EXERCISE — Pick out each line containing the string "JSON".
** Begin DATA PROVIDED **
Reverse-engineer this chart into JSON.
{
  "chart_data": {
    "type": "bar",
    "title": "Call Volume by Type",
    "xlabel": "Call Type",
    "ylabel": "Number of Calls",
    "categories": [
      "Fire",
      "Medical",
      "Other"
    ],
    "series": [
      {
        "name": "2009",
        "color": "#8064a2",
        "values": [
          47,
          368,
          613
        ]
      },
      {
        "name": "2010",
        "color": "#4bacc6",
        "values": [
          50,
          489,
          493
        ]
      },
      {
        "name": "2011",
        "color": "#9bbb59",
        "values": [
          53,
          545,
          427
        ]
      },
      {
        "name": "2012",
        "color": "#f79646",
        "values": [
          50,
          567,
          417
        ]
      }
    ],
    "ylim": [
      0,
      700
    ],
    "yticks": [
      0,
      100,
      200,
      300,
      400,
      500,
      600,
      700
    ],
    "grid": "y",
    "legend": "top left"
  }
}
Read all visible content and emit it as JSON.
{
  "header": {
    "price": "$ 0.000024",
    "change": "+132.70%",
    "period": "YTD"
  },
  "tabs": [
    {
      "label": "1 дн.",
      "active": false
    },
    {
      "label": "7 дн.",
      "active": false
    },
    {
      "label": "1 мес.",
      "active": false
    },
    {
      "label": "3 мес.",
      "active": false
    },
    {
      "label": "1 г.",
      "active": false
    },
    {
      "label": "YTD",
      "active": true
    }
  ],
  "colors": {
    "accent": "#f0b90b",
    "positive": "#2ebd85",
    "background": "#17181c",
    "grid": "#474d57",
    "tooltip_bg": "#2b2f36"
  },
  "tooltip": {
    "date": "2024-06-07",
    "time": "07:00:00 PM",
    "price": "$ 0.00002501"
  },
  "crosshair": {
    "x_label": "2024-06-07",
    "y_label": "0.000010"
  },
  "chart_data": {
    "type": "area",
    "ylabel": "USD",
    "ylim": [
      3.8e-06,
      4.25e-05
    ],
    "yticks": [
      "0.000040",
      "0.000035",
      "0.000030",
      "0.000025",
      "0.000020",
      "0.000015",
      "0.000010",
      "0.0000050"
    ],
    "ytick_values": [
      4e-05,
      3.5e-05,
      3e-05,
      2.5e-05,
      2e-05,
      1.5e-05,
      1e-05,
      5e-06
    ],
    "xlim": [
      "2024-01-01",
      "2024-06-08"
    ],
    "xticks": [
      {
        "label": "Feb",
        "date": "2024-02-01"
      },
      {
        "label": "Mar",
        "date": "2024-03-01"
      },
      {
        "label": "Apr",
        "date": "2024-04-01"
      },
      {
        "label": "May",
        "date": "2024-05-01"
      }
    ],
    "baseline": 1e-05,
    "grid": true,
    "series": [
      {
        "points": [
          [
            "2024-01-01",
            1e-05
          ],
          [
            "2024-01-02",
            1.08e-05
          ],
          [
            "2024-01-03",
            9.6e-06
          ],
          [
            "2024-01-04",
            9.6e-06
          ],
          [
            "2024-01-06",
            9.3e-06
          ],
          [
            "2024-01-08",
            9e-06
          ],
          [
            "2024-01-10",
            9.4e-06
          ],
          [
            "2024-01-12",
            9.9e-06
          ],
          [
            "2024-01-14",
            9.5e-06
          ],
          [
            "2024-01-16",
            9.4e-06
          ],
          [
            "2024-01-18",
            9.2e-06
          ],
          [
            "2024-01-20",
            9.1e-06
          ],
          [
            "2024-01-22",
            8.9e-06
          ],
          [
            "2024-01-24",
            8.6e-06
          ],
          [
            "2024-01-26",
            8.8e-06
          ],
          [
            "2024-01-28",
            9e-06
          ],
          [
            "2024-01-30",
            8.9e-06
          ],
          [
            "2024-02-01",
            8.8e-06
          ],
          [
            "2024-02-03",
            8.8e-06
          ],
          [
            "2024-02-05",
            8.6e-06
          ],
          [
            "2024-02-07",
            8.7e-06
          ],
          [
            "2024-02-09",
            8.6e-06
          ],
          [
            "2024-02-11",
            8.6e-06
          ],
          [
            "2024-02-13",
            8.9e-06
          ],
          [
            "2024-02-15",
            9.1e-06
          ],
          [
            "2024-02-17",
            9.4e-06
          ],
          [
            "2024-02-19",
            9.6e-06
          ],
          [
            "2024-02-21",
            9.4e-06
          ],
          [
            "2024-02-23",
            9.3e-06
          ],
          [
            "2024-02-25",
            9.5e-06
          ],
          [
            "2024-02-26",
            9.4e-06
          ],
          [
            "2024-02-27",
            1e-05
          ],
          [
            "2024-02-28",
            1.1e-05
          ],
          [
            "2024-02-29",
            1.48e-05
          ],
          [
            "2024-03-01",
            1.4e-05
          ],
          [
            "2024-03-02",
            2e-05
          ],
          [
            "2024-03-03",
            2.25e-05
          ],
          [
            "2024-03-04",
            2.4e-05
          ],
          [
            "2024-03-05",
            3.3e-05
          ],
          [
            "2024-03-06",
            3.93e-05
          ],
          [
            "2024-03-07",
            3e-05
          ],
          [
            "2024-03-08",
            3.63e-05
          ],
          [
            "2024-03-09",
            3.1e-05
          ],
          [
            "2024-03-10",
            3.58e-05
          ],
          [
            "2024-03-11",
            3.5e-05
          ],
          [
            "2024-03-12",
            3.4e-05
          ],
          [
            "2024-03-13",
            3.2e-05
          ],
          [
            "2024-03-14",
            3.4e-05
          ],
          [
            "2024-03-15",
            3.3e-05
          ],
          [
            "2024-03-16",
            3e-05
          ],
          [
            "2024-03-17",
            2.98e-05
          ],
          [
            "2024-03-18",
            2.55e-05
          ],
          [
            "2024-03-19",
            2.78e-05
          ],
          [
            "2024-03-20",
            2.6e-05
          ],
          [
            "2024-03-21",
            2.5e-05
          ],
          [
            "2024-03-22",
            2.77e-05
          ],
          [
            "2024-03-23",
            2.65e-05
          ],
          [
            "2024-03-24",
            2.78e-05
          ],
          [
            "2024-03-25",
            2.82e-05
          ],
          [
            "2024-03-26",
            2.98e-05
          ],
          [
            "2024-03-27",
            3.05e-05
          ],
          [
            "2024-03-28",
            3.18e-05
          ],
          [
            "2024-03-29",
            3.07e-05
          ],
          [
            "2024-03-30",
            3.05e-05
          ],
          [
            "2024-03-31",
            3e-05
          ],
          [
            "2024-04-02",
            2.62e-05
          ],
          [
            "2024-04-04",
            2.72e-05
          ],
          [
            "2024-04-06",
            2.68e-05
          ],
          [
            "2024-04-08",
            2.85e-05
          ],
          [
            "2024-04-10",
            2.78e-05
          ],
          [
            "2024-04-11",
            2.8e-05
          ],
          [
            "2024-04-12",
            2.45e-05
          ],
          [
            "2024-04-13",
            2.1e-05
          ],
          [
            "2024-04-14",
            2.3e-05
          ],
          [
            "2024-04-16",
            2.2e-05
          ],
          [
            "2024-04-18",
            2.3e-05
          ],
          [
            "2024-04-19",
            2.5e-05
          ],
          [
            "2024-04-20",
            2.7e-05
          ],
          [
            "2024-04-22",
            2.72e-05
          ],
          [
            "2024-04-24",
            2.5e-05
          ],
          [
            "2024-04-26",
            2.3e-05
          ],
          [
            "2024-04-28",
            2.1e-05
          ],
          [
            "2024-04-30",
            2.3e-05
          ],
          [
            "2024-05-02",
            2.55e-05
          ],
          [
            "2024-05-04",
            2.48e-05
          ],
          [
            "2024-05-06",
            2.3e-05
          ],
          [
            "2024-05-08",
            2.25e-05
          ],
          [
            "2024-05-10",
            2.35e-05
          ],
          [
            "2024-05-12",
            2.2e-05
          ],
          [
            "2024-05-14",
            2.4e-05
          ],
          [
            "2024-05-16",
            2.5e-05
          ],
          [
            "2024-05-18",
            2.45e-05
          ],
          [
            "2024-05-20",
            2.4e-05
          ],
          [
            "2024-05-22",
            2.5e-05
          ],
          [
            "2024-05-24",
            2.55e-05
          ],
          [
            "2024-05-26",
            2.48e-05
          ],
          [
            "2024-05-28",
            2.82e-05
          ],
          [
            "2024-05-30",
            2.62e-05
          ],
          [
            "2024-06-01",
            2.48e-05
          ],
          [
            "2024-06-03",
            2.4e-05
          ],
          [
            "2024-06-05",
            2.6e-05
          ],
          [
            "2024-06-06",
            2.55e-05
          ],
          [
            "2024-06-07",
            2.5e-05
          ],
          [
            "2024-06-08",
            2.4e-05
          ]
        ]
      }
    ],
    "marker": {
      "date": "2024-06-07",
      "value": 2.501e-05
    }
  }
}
** End DATA PROVIDED **
CORRECT RESPONSE —
Reverse-engineer this chart into JSON.
Read all visible content and emit it as JSON.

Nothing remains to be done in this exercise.